[GIVEN PROBLEM] Give only the number of lines in these records that contain the word "laptop".

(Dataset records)

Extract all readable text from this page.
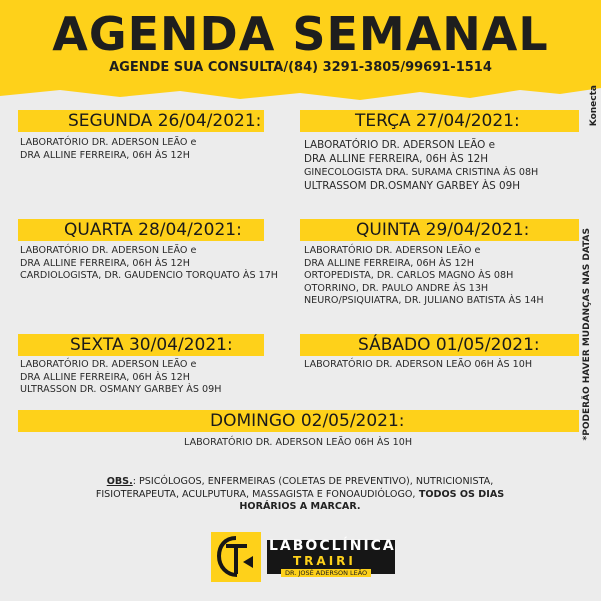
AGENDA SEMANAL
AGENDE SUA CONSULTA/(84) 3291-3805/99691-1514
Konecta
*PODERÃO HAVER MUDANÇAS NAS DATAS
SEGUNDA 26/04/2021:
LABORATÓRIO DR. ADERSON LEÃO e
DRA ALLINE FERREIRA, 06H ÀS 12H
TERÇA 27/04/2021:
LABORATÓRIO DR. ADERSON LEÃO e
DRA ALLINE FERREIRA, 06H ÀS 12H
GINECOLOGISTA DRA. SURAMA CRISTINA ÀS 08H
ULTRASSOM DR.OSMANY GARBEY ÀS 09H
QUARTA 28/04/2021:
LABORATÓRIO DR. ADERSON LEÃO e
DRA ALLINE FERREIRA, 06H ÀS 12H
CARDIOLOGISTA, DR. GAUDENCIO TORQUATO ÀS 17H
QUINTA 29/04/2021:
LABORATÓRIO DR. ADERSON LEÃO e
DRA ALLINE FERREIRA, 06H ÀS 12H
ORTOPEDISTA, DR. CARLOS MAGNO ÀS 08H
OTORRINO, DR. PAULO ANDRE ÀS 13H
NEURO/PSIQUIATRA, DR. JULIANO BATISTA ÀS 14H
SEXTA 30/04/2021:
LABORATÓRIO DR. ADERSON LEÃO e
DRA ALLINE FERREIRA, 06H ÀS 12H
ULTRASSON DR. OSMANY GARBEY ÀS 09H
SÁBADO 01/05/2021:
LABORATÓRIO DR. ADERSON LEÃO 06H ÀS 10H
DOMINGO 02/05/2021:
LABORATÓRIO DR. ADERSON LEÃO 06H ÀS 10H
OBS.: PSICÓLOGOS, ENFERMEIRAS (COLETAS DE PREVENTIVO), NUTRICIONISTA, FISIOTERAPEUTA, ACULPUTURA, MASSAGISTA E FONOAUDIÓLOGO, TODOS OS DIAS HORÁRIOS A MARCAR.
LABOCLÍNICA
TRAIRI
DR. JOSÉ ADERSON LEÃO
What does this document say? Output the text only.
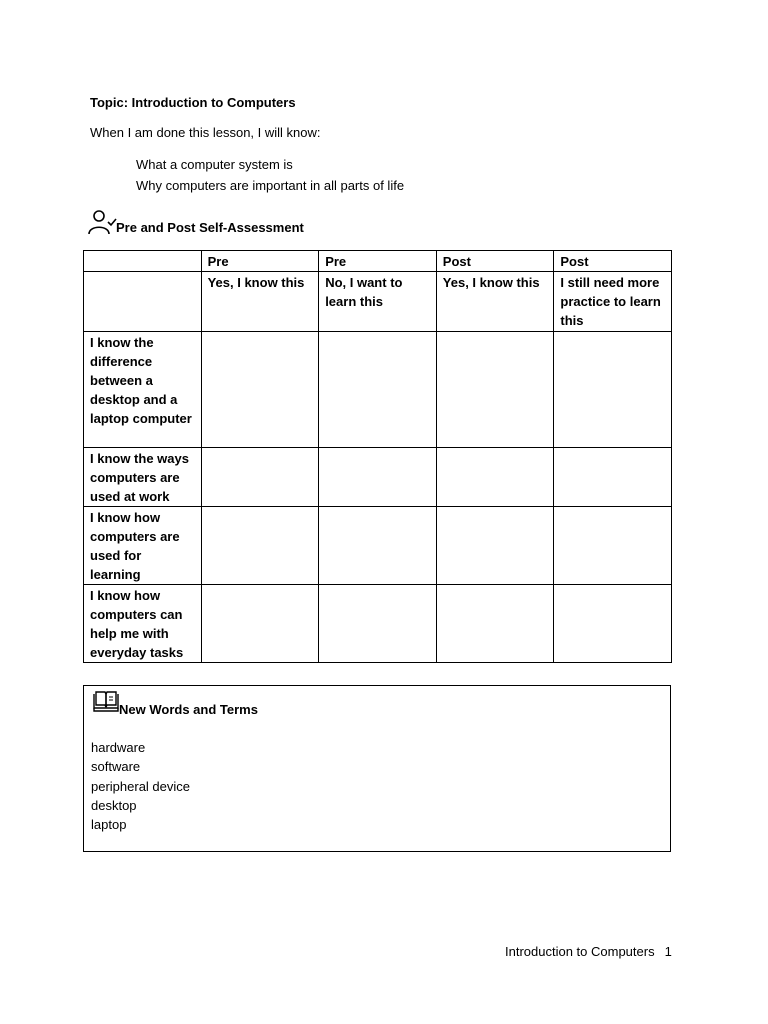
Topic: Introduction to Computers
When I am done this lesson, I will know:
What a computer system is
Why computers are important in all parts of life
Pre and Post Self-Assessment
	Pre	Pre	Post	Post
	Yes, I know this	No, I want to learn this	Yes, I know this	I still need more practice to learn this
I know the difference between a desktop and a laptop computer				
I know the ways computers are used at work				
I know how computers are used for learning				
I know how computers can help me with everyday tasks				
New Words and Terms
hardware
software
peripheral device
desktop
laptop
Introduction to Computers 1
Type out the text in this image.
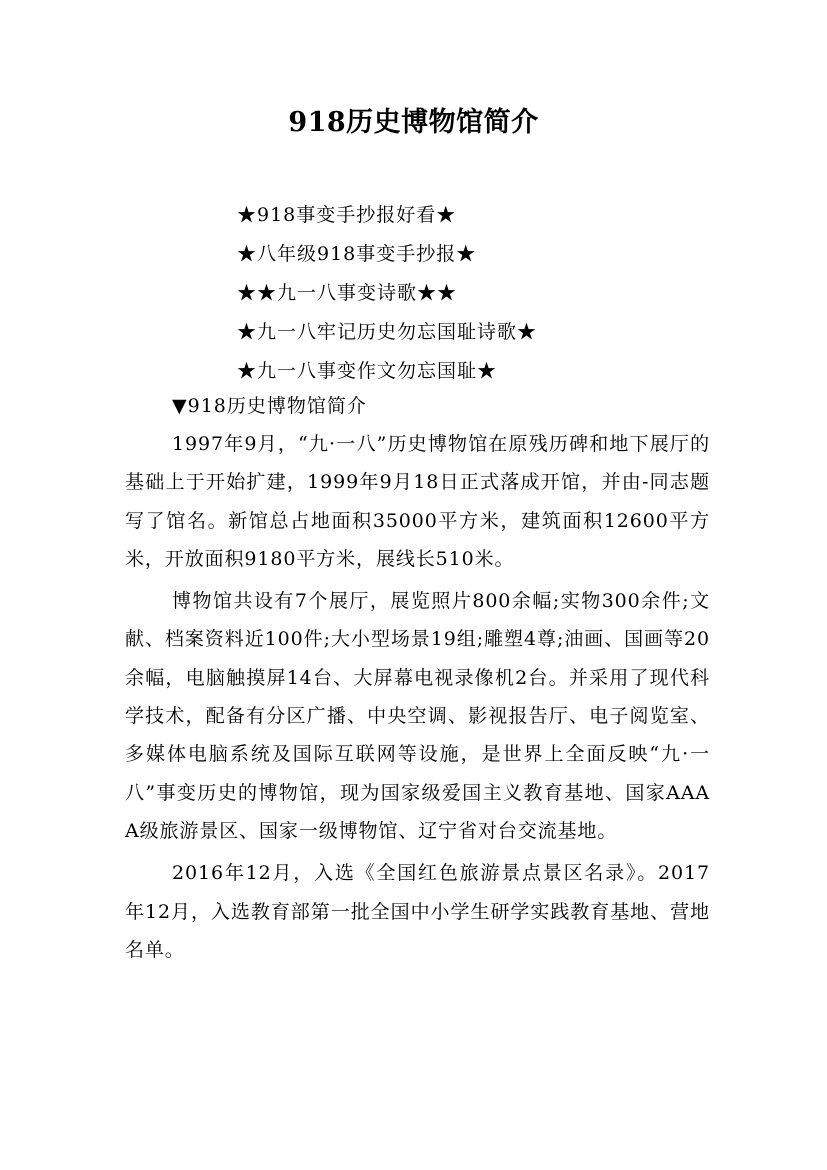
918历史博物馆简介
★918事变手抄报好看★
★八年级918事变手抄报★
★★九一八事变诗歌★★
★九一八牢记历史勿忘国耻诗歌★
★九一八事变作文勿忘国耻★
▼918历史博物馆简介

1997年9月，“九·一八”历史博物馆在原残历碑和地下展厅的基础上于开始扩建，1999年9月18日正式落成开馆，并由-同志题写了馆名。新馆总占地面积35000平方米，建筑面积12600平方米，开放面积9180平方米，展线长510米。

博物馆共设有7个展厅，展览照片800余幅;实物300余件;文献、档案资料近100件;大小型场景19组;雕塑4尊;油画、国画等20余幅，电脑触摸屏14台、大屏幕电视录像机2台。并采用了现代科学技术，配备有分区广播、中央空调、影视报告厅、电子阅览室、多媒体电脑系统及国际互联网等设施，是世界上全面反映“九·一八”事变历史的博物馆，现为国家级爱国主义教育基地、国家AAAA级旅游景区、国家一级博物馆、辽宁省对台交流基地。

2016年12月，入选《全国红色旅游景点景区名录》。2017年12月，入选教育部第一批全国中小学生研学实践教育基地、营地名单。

[RESULT OF THIS EXERCISE] 2